Short task A: Echo the cinnamon roll recipe word for word from "2. Heat the" to "has cooled slightly.".
Short task B: In the entries, switch "bar" to "column" throughout the lines from the line with "table-value: 782: [600, 502, 671, 539]" to the line with "table-value: 973: [533, 607, 603, 644]". Return only those lines, with everything else unchanged.

Maple Pecan Cinnamon Rolls

Take your holiday brunch to the next level with these homemade Maple Pecan Cinnamon Rolls, perfectly paired with an easy three step vanilla latte!
Course Breakfast, Brunch
Prep Time 1 hour 27 minutes
Cook Time 22 minutes
Total Time 1 hour 49 minutes
Author Heather H. of Kitchen Concoctions: www.kitchen-concoctions.com

Ingredients

  • Cinnamon Roll Dough:
  • ¼ cup warm water
  • 2/3 cup granulated sugar, divided
  • 2 cups whole milk
  • 1/2 cup unsalted butter
  • 1 teaspoon kosher salt
  • 1 tablespoon active dry yeast
  • 2 large eggs, whisked
  • 5 ½ - 6 ½ cups unbleached all-purpose flour
  • cooking spray, as needed
  • --
  • Cinnamon Sugar Pecan Filling:
  • 1/2 cup unsalted butter, softened
  • 1 cup packed brown sugar
  • 1 tablespoon ground cinnamon
  • 1 ¼ cups chopped pecans
  • --
  • Maple Frosting:
  • ¼ cup unsalted butter, softened
  • 1 teaspoon vanilla extract
  • 3-4 tablespoons pure maple syrup*
  • 1/8 teaspoon kosher salt
  • 3 cups powdered sugar, sifted
  • 3-4 tablespoons whole milk, or to reach desired consistency

Instructions

  1. Dissolve the yeast and 2 tablespoons granulated sugar into 1/4 cup warm water (about 125 degrees F). Set aside.
  2. Heat the milk in a medium sized saucepan over medium low heat, heating just until the milk starts to steam and form bubbles (it shouldn’t come to a simmer). Pour the warm milk into the bowl of an electric stand mixer fitted with the dough hook.

  3. Add the butter, the remaining ½ cup granulated sugar and salt. Mix on low speed until the butter is melted and the mixture is has cooled slightly.
  4. Add the yeast mixture (it should be foamy) and whisked eggs, mixing until combined.

  5. Gradually add the flour, 1/2 a cup at a time, mixing until the dough pulls away from the side of the bow and the dough is soft and slightly sticky. Continue kneading the dough on medium high speed for about 3-4 minutes.

  6. Spray a large mixing bowl with cooking spray. Transfer the prepared dough to the bowl. Cover the dough with a piece of plastic wrap sprayed with cooking spray. Cover plastic wrap with a kitchen towel and let dough rise until doubled. (See notes above to quicken the rising process). Once doubled, gently punch down dough.

Rows:
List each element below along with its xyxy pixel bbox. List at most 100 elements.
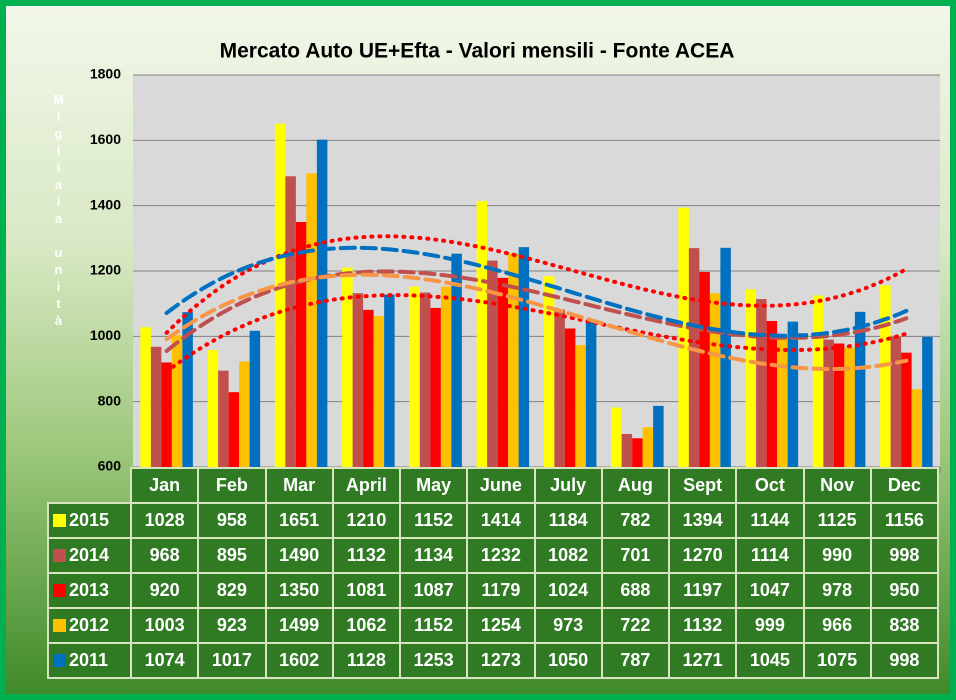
table-value: 782: [600, 502, 671, 539]
bar: [720, 247, 731, 467]
x-tick-label: April: [331, 467, 402, 504]
table-value: 1132: [331, 537, 402, 574]
bar: [285, 176, 296, 467]
table-value: 1394: [667, 502, 738, 539]
table-value: 968: [129, 537, 200, 574]
table-value: 1050: [533, 642, 603, 679]
bar: [890, 336, 902, 467]
legend-key: [53, 549, 66, 562]
bar: [922, 336, 933, 467]
legend-label: 2012: [69, 615, 110, 635]
table-value: 1152: [398, 607, 469, 644]
table-value: 1253: [398, 642, 469, 679]
bar: [844, 347, 855, 467]
bar: [911, 389, 923, 467]
table-value: 1273: [466, 642, 536, 679]
bar: [409, 286, 420, 467]
table-value: 1017: [197, 642, 267, 679]
bar: [373, 316, 385, 467]
bar: [451, 253, 462, 467]
bar: [688, 248, 700, 467]
table-value: 973: [533, 607, 603, 644]
table-value: 1210: [331, 502, 402, 539]
table-value: 1087: [398, 572, 469, 609]
table-value: 1184: [533, 502, 603, 539]
bar: [642, 427, 654, 467]
x-tick-label: June: [466, 467, 536, 504]
x-tick-label: May: [398, 467, 469, 504]
table-value: 1003: [129, 607, 200, 644]
bar: [508, 253, 519, 467]
table-value: 1350: [264, 572, 334, 609]
bar: [295, 222, 307, 467]
legend-label: 2014: [69, 545, 110, 565]
legend-entry: 2012: [47, 607, 132, 644]
bar: [182, 312, 193, 467]
table-value: 787: [600, 642, 671, 679]
legend-entry: 2011: [47, 642, 132, 679]
bar: [306, 173, 317, 467]
y-tick-label: 1200: [90, 262, 121, 278]
table-value: 1047: [735, 572, 805, 609]
table-value: 1028: [129, 502, 200, 539]
chart-title: Mercato Auto UE+Efta - Valori mensili - …: [220, 40, 735, 63]
x-tick-label: Oct: [735, 467, 805, 504]
y-tick-label: 1600: [90, 131, 121, 147]
table-value: 1490: [264, 537, 334, 574]
table-value: 966: [802, 607, 872, 644]
bar: [756, 299, 767, 467]
legend-entry: 2014: [47, 537, 132, 574]
trendline: [164, 293, 909, 374]
bar: [430, 307, 441, 467]
table-value: 1270: [667, 537, 738, 574]
bar: [766, 320, 778, 467]
table-value: 1128: [331, 642, 402, 679]
bar: [632, 438, 643, 467]
bar: [575, 345, 586, 467]
bar: [854, 311, 866, 467]
table-value: 1024: [533, 572, 603, 609]
bar: [316, 139, 328, 467]
bar: [440, 286, 452, 467]
bar: [777, 336, 788, 467]
table-value: 998: [869, 537, 940, 574]
bar: [274, 123, 286, 467]
table-value: 1075: [802, 642, 872, 679]
table-value: 950: [869, 572, 940, 609]
bar: [745, 289, 757, 467]
table-value: 978: [802, 572, 872, 609]
y-axis-label: Migliaia unità: [51, 92, 66, 330]
x-tick-label: Aug: [600, 467, 671, 504]
table-corner: [48, 468, 132, 504]
bar: [543, 276, 555, 467]
bar: [518, 247, 530, 467]
bar: [228, 392, 240, 467]
table-value: 1152: [398, 502, 469, 539]
table-value: 1254: [466, 607, 536, 644]
table-value: 722: [600, 607, 671, 644]
table-value: 1125: [802, 502, 872, 539]
table-value: 1499: [264, 607, 334, 644]
bar: [342, 267, 353, 467]
table-value: 1156: [869, 502, 940, 539]
bar: [476, 201, 488, 468]
bar: [239, 361, 250, 467]
table-row: 2014 968 895 1490 1132 1134 1232 1082 701 1270 111…: [47, 537, 940, 574]
bar: [585, 320, 597, 467]
table-value: 1082: [533, 537, 603, 574]
bar: [218, 370, 229, 467]
bar: [621, 434, 633, 467]
legend-key: [53, 619, 66, 632]
bar: [171, 335, 183, 467]
table-row: 2011 1074 1017 1602 1128 1253 1273 1050 787 1271 1…: [47, 642, 940, 679]
bar: [497, 277, 509, 467]
x-tick-label: Mar: [264, 467, 334, 504]
bar: [384, 294, 395, 467]
bar: [823, 339, 834, 467]
x-tick-label: Nov: [802, 467, 872, 504]
bar: [363, 309, 374, 467]
x-tick-label: Jan: [129, 467, 200, 504]
table-value: 1271: [667, 642, 738, 679]
bar: [787, 321, 799, 467]
table-header-row: Jan Feb Mar April May June July Aug Sept Oct Nov De…: [48, 467, 940, 504]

Expected output A:
2. Heat the milk in a medium sized saucepan over medium low heat, heating just until the milk starts to steam and form bubbles (it shouldn’t come to a simmer). Pour the warm milk into the bowl of an electric stand mixer fitted with the dough hook.

  3. Add the butter, the remaining ½ cup granulated sugar and salt. Mix on low speed until the butter is melted and the mixture is has cooled slightly.

Expected output B:
table-value: 782: [600, 502, 671, 539]
column: [720, 247, 731, 467]
x-tick-label: April: [331, 467, 402, 504]
table-value: 1132: [331, 537, 402, 574]
column: [285, 176, 296, 467]
table-value: 1394: [667, 502, 738, 539]
table-value: 968: [129, 537, 200, 574]
table-value: 1050: [533, 642, 603, 679]
column: [890, 336, 902, 467]
legend-key: [53, 549, 66, 562]
column: [922, 336, 933, 467]
legend-label: 2012: [69, 615, 110, 635]
table-value: 1152: [398, 607, 469, 644]
table-value: 1253: [398, 642, 469, 679]
column: [844, 347, 855, 467]
column: [911, 389, 923, 467]
table-value: 1273: [466, 642, 536, 679]
column: [409, 286, 420, 467]
table-value: 1017: [197, 642, 267, 679]
column: [373, 316, 385, 467]
column: [451, 253, 462, 467]
column: [688, 248, 700, 467]
table-value: 973: [533, 607, 603, 644]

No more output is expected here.